• _SUPPLIED INFORMATION_:
◆ ◆ ◆ ◆ ◆ ◆ ◆

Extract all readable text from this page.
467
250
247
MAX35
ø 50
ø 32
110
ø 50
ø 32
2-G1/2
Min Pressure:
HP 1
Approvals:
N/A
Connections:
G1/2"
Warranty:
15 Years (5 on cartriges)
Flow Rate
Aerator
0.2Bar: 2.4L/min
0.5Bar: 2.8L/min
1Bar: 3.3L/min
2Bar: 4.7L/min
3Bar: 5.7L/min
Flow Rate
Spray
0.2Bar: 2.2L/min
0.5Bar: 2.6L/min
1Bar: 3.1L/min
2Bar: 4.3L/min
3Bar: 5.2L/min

◆ ◆ ◆ ◆ ◆ ◆ ◆

• _WHAT YOU ARE ASKED TO DO_: Please output the entries above, every line exactly as it reads.

• _EXERCISE ANSWER_:
Extract all readable text from this page.
467
250
247
MAX35
ø 50
ø 32
110
ø 50
ø 32
2-G1/2
Min Pressure:
HP 1
Approvals:
N/A
Connections:
G1/2"
Warranty:
15 Years (5 on cartriges)
Flow Rate
Aerator
0.2Bar: 2.4L/min
0.5Bar: 2.8L/min
1Bar: 3.3L/min
2Bar: 4.7L/min
3Bar: 5.7L/min
Flow Rate
Spray
0.2Bar: 2.2L/min
0.5Bar: 2.6L/min
1Bar: 3.1L/min
2Bar: 4.3L/min
3Bar: 5.2L/min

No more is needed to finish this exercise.